▸ Task:
Gather all lines from the material that contain the word "color".

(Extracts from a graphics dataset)
+===+

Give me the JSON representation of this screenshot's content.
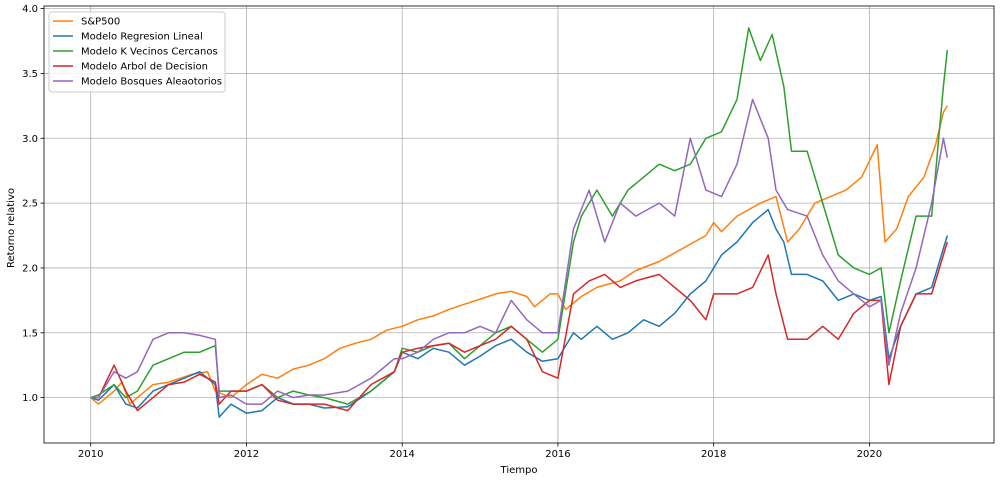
{
  "chart_data": {
    "type": "line",
    "xlabel": "Tiempo",
    "ylabel": "Retorno relativo",
    "xlim": [
      2009.4,
      2021.6
    ],
    "ylim": [
      0.65,
      4.02
    ],
    "x_ticks": [
      2010,
      2012,
      2014,
      2016,
      2018,
      2020
    ],
    "x_tick_labels": [
      "2010",
      "2012",
      "2014",
      "2016",
      "2018",
      "2020"
    ],
    "y_ticks": [
      1.0,
      1.5,
      2.0,
      2.5,
      3.0,
      3.5,
      4.0
    ],
    "y_tick_labels": [
      "1.0",
      "1.5",
      "2.0",
      "2.5",
      "3.0",
      "3.5",
      "4.0"
    ],
    "grid": true,
    "legend_position": "upper-left",
    "series": [
      {
        "name": "S&P500",
        "color": "#ff7f0e",
        "points": [
          [
            2010.0,
            1.0
          ],
          [
            2010.1,
            0.95
          ],
          [
            2010.3,
            1.05
          ],
          [
            2010.4,
            1.12
          ],
          [
            2010.5,
            0.95
          ],
          [
            2010.6,
            1.0
          ],
          [
            2010.8,
            1.1
          ],
          [
            2011.0,
            1.12
          ],
          [
            2011.3,
            1.18
          ],
          [
            2011.5,
            1.2
          ],
          [
            2011.6,
            1.05
          ],
          [
            2011.8,
            1.0
          ],
          [
            2012.0,
            1.1
          ],
          [
            2012.2,
            1.18
          ],
          [
            2012.4,
            1.15
          ],
          [
            2012.6,
            1.22
          ],
          [
            2012.8,
            1.25
          ],
          [
            2013.0,
            1.3
          ],
          [
            2013.2,
            1.38
          ],
          [
            2013.4,
            1.42
          ],
          [
            2013.6,
            1.45
          ],
          [
            2013.8,
            1.52
          ],
          [
            2014.0,
            1.55
          ],
          [
            2014.2,
            1.6
          ],
          [
            2014.4,
            1.63
          ],
          [
            2014.6,
            1.68
          ],
          [
            2014.8,
            1.72
          ],
          [
            2015.0,
            1.76
          ],
          [
            2015.2,
            1.8
          ],
          [
            2015.4,
            1.82
          ],
          [
            2015.6,
            1.78
          ],
          [
            2015.7,
            1.7
          ],
          [
            2015.9,
            1.8
          ],
          [
            2016.0,
            1.8
          ],
          [
            2016.1,
            1.68
          ],
          [
            2016.3,
            1.78
          ],
          [
            2016.5,
            1.85
          ],
          [
            2016.8,
            1.9
          ],
          [
            2017.0,
            1.98
          ],
          [
            2017.3,
            2.05
          ],
          [
            2017.6,
            2.15
          ],
          [
            2017.9,
            2.25
          ],
          [
            2018.0,
            2.35
          ],
          [
            2018.1,
            2.28
          ],
          [
            2018.3,
            2.4
          ],
          [
            2018.6,
            2.5
          ],
          [
            2018.8,
            2.55
          ],
          [
            2018.95,
            2.2
          ],
          [
            2019.1,
            2.3
          ],
          [
            2019.3,
            2.5
          ],
          [
            2019.5,
            2.55
          ],
          [
            2019.7,
            2.6
          ],
          [
            2019.9,
            2.7
          ],
          [
            2020.1,
            2.95
          ],
          [
            2020.2,
            2.2
          ],
          [
            2020.35,
            2.3
          ],
          [
            2020.5,
            2.55
          ],
          [
            2020.7,
            2.7
          ],
          [
            2020.85,
            2.95
          ],
          [
            2020.95,
            3.2
          ],
          [
            2021.0,
            3.25
          ]
        ]
      },
      {
        "name": "Modelo Regresion Lineal",
        "color": "#1f77b4",
        "points": [
          [
            2010.0,
            1.0
          ],
          [
            2010.1,
            0.98
          ],
          [
            2010.3,
            1.1
          ],
          [
            2010.45,
            0.95
          ],
          [
            2010.6,
            0.92
          ],
          [
            2010.8,
            1.05
          ],
          [
            2011.0,
            1.1
          ],
          [
            2011.2,
            1.15
          ],
          [
            2011.4,
            1.2
          ],
          [
            2011.6,
            1.1
          ],
          [
            2011.65,
            0.85
          ],
          [
            2011.8,
            0.95
          ],
          [
            2012.0,
            0.88
          ],
          [
            2012.2,
            0.9
          ],
          [
            2012.4,
            1.0
          ],
          [
            2012.6,
            0.95
          ],
          [
            2012.8,
            0.95
          ],
          [
            2013.0,
            0.92
          ],
          [
            2013.3,
            0.93
          ],
          [
            2013.6,
            1.05
          ],
          [
            2013.9,
            1.2
          ],
          [
            2014.0,
            1.35
          ],
          [
            2014.2,
            1.3
          ],
          [
            2014.4,
            1.38
          ],
          [
            2014.6,
            1.35
          ],
          [
            2014.8,
            1.25
          ],
          [
            2015.0,
            1.32
          ],
          [
            2015.2,
            1.4
          ],
          [
            2015.4,
            1.45
          ],
          [
            2015.6,
            1.35
          ],
          [
            2015.8,
            1.28
          ],
          [
            2016.0,
            1.3
          ],
          [
            2016.2,
            1.5
          ],
          [
            2016.3,
            1.45
          ],
          [
            2016.5,
            1.55
          ],
          [
            2016.7,
            1.45
          ],
          [
            2016.9,
            1.5
          ],
          [
            2017.1,
            1.6
          ],
          [
            2017.3,
            1.55
          ],
          [
            2017.5,
            1.65
          ],
          [
            2017.7,
            1.8
          ],
          [
            2017.9,
            1.9
          ],
          [
            2018.1,
            2.1
          ],
          [
            2018.3,
            2.2
          ],
          [
            2018.5,
            2.35
          ],
          [
            2018.7,
            2.45
          ],
          [
            2018.8,
            2.3
          ],
          [
            2018.9,
            2.2
          ],
          [
            2019.0,
            1.95
          ],
          [
            2019.2,
            1.95
          ],
          [
            2019.4,
            1.9
          ],
          [
            2019.6,
            1.75
          ],
          [
            2019.8,
            1.8
          ],
          [
            2020.0,
            1.75
          ],
          [
            2020.15,
            1.78
          ],
          [
            2020.25,
            1.3
          ],
          [
            2020.4,
            1.55
          ],
          [
            2020.6,
            1.8
          ],
          [
            2020.8,
            1.85
          ],
          [
            2021.0,
            2.25
          ]
        ]
      },
      {
        "name": "Modelo K Vecinos Cercanos",
        "color": "#2ca02c",
        "points": [
          [
            2010.0,
            1.0
          ],
          [
            2010.1,
            1.02
          ],
          [
            2010.3,
            1.1
          ],
          [
            2010.45,
            1.0
          ],
          [
            2010.6,
            1.05
          ],
          [
            2010.8,
            1.25
          ],
          [
            2011.0,
            1.3
          ],
          [
            2011.2,
            1.35
          ],
          [
            2011.4,
            1.35
          ],
          [
            2011.6,
            1.4
          ],
          [
            2011.65,
            1.05
          ],
          [
            2011.8,
            1.05
          ],
          [
            2012.0,
            1.05
          ],
          [
            2012.2,
            1.1
          ],
          [
            2012.4,
            1.0
          ],
          [
            2012.6,
            1.05
          ],
          [
            2012.8,
            1.02
          ],
          [
            2013.0,
            1.0
          ],
          [
            2013.3,
            0.95
          ],
          [
            2013.6,
            1.05
          ],
          [
            2013.9,
            1.2
          ],
          [
            2014.0,
            1.38
          ],
          [
            2014.2,
            1.35
          ],
          [
            2014.4,
            1.4
          ],
          [
            2014.6,
            1.42
          ],
          [
            2014.8,
            1.3
          ],
          [
            2015.0,
            1.4
          ],
          [
            2015.2,
            1.5
          ],
          [
            2015.4,
            1.55
          ],
          [
            2015.6,
            1.45
          ],
          [
            2015.8,
            1.35
          ],
          [
            2016.0,
            1.45
          ],
          [
            2016.2,
            2.2
          ],
          [
            2016.3,
            2.4
          ],
          [
            2016.5,
            2.6
          ],
          [
            2016.7,
            2.4
          ],
          [
            2016.9,
            2.6
          ],
          [
            2017.1,
            2.7
          ],
          [
            2017.3,
            2.8
          ],
          [
            2017.5,
            2.75
          ],
          [
            2017.7,
            2.8
          ],
          [
            2017.9,
            3.0
          ],
          [
            2018.1,
            3.05
          ],
          [
            2018.3,
            3.3
          ],
          [
            2018.45,
            3.85
          ],
          [
            2018.6,
            3.6
          ],
          [
            2018.75,
            3.8
          ],
          [
            2018.9,
            3.4
          ],
          [
            2019.0,
            2.9
          ],
          [
            2019.2,
            2.9
          ],
          [
            2019.4,
            2.5
          ],
          [
            2019.6,
            2.1
          ],
          [
            2019.8,
            2.0
          ],
          [
            2020.0,
            1.95
          ],
          [
            2020.15,
            2.0
          ],
          [
            2020.25,
            1.5
          ],
          [
            2020.4,
            1.9
          ],
          [
            2020.6,
            2.4
          ],
          [
            2020.8,
            2.4
          ],
          [
            2020.95,
            3.4
          ],
          [
            2021.0,
            3.68
          ]
        ]
      },
      {
        "name": "Modelo Arbol de Decision",
        "color": "#d62728",
        "points": [
          [
            2010.0,
            1.0
          ],
          [
            2010.1,
            1.0
          ],
          [
            2010.3,
            1.25
          ],
          [
            2010.45,
            1.05
          ],
          [
            2010.6,
            0.9
          ],
          [
            2010.8,
            1.0
          ],
          [
            2011.0,
            1.1
          ],
          [
            2011.2,
            1.12
          ],
          [
            2011.4,
            1.18
          ],
          [
            2011.6,
            1.12
          ],
          [
            2011.65,
            0.95
          ],
          [
            2011.8,
            1.05
          ],
          [
            2012.0,
            1.05
          ],
          [
            2012.2,
            1.1
          ],
          [
            2012.4,
            0.98
          ],
          [
            2012.6,
            0.95
          ],
          [
            2012.8,
            0.95
          ],
          [
            2013.0,
            0.95
          ],
          [
            2013.3,
            0.9
          ],
          [
            2013.6,
            1.1
          ],
          [
            2013.9,
            1.2
          ],
          [
            2014.0,
            1.35
          ],
          [
            2014.2,
            1.38
          ],
          [
            2014.4,
            1.4
          ],
          [
            2014.6,
            1.42
          ],
          [
            2014.8,
            1.35
          ],
          [
            2015.0,
            1.4
          ],
          [
            2015.2,
            1.45
          ],
          [
            2015.4,
            1.55
          ],
          [
            2015.6,
            1.45
          ],
          [
            2015.8,
            1.2
          ],
          [
            2016.0,
            1.15
          ],
          [
            2016.2,
            1.8
          ],
          [
            2016.4,
            1.9
          ],
          [
            2016.6,
            1.95
          ],
          [
            2016.8,
            1.85
          ],
          [
            2017.0,
            1.9
          ],
          [
            2017.3,
            1.95
          ],
          [
            2017.5,
            1.85
          ],
          [
            2017.7,
            1.75
          ],
          [
            2017.9,
            1.6
          ],
          [
            2018.0,
            1.8
          ],
          [
            2018.3,
            1.8
          ],
          [
            2018.5,
            1.85
          ],
          [
            2018.7,
            2.1
          ],
          [
            2018.8,
            1.8
          ],
          [
            2018.95,
            1.45
          ],
          [
            2019.2,
            1.45
          ],
          [
            2019.4,
            1.55
          ],
          [
            2019.6,
            1.45
          ],
          [
            2019.8,
            1.65
          ],
          [
            2020.0,
            1.75
          ],
          [
            2020.15,
            1.75
          ],
          [
            2020.25,
            1.1
          ],
          [
            2020.4,
            1.55
          ],
          [
            2020.6,
            1.8
          ],
          [
            2020.8,
            1.8
          ],
          [
            2021.0,
            2.2
          ]
        ]
      },
      {
        "name": "Modelo Bosques Aleaotorios",
        "color": "#9467bd",
        "points": [
          [
            2010.0,
            1.0
          ],
          [
            2010.1,
            1.0
          ],
          [
            2010.3,
            1.2
          ],
          [
            2010.45,
            1.15
          ],
          [
            2010.6,
            1.2
          ],
          [
            2010.8,
            1.45
          ],
          [
            2011.0,
            1.5
          ],
          [
            2011.2,
            1.5
          ],
          [
            2011.4,
            1.48
          ],
          [
            2011.6,
            1.45
          ],
          [
            2011.65,
            1.0
          ],
          [
            2011.8,
            1.02
          ],
          [
            2012.0,
            0.95
          ],
          [
            2012.2,
            0.95
          ],
          [
            2012.4,
            1.05
          ],
          [
            2012.6,
            1.0
          ],
          [
            2012.8,
            1.02
          ],
          [
            2013.0,
            1.02
          ],
          [
            2013.3,
            1.05
          ],
          [
            2013.6,
            1.15
          ],
          [
            2013.9,
            1.3
          ],
          [
            2014.0,
            1.3
          ],
          [
            2014.2,
            1.35
          ],
          [
            2014.4,
            1.45
          ],
          [
            2014.6,
            1.5
          ],
          [
            2014.8,
            1.5
          ],
          [
            2015.0,
            1.55
          ],
          [
            2015.2,
            1.5
          ],
          [
            2015.4,
            1.75
          ],
          [
            2015.6,
            1.6
          ],
          [
            2015.8,
            1.5
          ],
          [
            2016.0,
            1.5
          ],
          [
            2016.2,
            2.3
          ],
          [
            2016.4,
            2.6
          ],
          [
            2016.6,
            2.2
          ],
          [
            2016.8,
            2.5
          ],
          [
            2017.0,
            2.4
          ],
          [
            2017.3,
            2.5
          ],
          [
            2017.5,
            2.4
          ],
          [
            2017.7,
            3.0
          ],
          [
            2017.9,
            2.6
          ],
          [
            2018.1,
            2.55
          ],
          [
            2018.3,
            2.8
          ],
          [
            2018.5,
            3.3
          ],
          [
            2018.7,
            3.0
          ],
          [
            2018.8,
            2.6
          ],
          [
            2018.95,
            2.45
          ],
          [
            2019.2,
            2.4
          ],
          [
            2019.4,
            2.1
          ],
          [
            2019.6,
            1.9
          ],
          [
            2019.8,
            1.8
          ],
          [
            2020.0,
            1.7
          ],
          [
            2020.15,
            1.75
          ],
          [
            2020.25,
            1.25
          ],
          [
            2020.4,
            1.65
          ],
          [
            2020.6,
            2.0
          ],
          [
            2020.8,
            2.5
          ],
          [
            2020.95,
            3.0
          ],
          [
            2021.0,
            2.85
          ]
        ]
      }
    ]
  }
}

+===+

▸ Task response:
        "color": "#ff7f0e",
        "color": "#1f77b4",
        "color": "#2ca02c",
        "color": "#d62728",
        "color": "#9467bd",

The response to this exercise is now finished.